Write the data out again in full, with no departure from the original.

______________________________

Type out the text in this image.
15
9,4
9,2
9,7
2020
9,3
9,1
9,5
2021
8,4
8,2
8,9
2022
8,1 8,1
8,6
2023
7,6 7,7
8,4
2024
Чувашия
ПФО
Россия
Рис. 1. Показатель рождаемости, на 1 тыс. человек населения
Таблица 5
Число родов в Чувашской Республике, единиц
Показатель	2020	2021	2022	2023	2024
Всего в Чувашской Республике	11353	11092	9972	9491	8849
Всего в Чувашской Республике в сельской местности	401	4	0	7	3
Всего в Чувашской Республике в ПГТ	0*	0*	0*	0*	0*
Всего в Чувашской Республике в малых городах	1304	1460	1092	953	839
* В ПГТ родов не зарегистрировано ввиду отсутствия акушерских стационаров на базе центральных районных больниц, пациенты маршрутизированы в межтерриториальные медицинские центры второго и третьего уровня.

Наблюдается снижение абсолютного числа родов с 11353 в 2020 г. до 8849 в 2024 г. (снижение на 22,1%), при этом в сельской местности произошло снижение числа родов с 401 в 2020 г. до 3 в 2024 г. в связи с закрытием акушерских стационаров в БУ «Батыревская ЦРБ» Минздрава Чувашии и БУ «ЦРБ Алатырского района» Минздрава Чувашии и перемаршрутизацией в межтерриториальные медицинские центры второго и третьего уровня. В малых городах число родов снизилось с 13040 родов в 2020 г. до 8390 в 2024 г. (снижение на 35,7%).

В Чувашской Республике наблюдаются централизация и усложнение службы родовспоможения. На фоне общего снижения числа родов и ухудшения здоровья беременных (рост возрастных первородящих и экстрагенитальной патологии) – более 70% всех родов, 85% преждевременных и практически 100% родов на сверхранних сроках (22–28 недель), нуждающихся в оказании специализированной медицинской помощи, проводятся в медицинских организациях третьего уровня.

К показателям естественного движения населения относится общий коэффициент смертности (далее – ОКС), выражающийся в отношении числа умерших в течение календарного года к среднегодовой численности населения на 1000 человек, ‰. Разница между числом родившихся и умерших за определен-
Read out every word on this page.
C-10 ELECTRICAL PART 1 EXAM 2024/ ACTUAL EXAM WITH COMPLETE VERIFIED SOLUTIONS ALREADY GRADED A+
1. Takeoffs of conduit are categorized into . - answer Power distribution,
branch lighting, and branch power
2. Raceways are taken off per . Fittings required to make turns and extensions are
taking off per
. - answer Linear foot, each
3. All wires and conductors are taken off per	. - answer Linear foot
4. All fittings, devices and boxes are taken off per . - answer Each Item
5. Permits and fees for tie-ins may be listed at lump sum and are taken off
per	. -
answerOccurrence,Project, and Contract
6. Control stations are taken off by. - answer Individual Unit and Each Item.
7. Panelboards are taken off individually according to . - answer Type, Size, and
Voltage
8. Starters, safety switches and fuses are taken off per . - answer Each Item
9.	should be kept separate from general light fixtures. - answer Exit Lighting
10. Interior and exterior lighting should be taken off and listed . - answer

______________________________

Written solution:
Type out the text in this image.
15
9,4
9,2
9,7
2020
9,3
9,1
9,5
2021
8,4
8,2
8,9
2022
8,1 8,1
8,6
2023
7,6 7,7
8,4
2024
Чувашия
ПФО
Россия
Рис. 1. Показатель рождаемости, на 1 тыс. человек населения
Таблица 5
Число родов в Чувашской Республике, единиц
Показатель	2020	2021	2022	2023	2024
Всего в Чувашской Республике	11353	11092	9972	9491	8849
Всего в Чувашской Республике в сельской местности	401	4	0	7	3
Всего в Чувашской Республике в ПГТ	0*	0*	0*	0*	0*
Всего в Чувашской Республике в малых городах	1304	1460	1092	953	839
* В ПГТ родов не зарегистрировано ввиду отсутствия акушерских стационаров на базе центральных районных больниц, пациенты маршрутизированы в межтерриториальные медицинские центры второго и третьего уровня.

Наблюдается снижение абсолютного числа родов с 11353 в 2020 г. до 8849 в 2024 г. (снижение на 22,1%), при этом в сельской местности произошло снижение числа родов с 401 в 2020 г. до 3 в 2024 г. в связи с закрытием акушерских стационаров в БУ «Батыревская ЦРБ» Минздрава Чувашии и БУ «ЦРБ Алатырского района» Минздрава Чувашии и перемаршрутизацией в межтерриториальные медицинские центры второго и третьего уровня. В малых городах число родов снизилось с 13040 родов в 2020 г. до 8390 в 2024 г. (снижение на 35,7%).

В Чувашской Республике наблюдаются централизация и усложнение службы родовспоможения. На фоне общего снижения числа родов и ухудшения здоровья беременных (рост возрастных первородящих и экстрагенитальной патологии) – более 70% всех родов, 85% преждевременных и практически 100% родов на сверхранних сроках (22–28 недель), нуждающихся в оказании специализированной медицинской помощи, проводятся в медицинских организациях третьего уровня.

К показателям естественного движения населения относится общий коэффициент смертности (далее – ОКС), выражающийся в отношении числа умерших в течение календарного года к среднегодовой численности населения на 1000 человек, ‰. Разница между числом родившихся и умерших за определен-
Read out every word on this page.
C-10 ELECTRICAL PART 1 EXAM 2024/ ACTUAL EXAM WITH COMPLETE VERIFIED SOLUTIONS ALREADY GRADED A+
1. Takeoffs of conduit are categorized into . - answer Power distribution,
branch lighting, and branch power
2. Raceways are taken off per . Fittings required to make turns and extensions are
taking off per
. - answer Linear foot, each
3. All wires and conductors are taken off per	. - answer Linear foot
4. All fittings, devices and boxes are taken off per . - answer Each Item
5. Permits and fees for tie-ins may be listed at lump sum and are taken off
per	. -
answerOccurrence,Project, and Contract
6. Control stations are taken off by. - answer Individual Unit and Each Item.
7. Panelboards are taken off individually according to . - answer Type, Size, and
Voltage
8. Starters, safety switches and fuses are taken off per . - answer Each Item
9.	should be kept separate from general light fixtures. - answer Exit Lighting
10. Interior and exterior lighting should be taken off and listed . - answer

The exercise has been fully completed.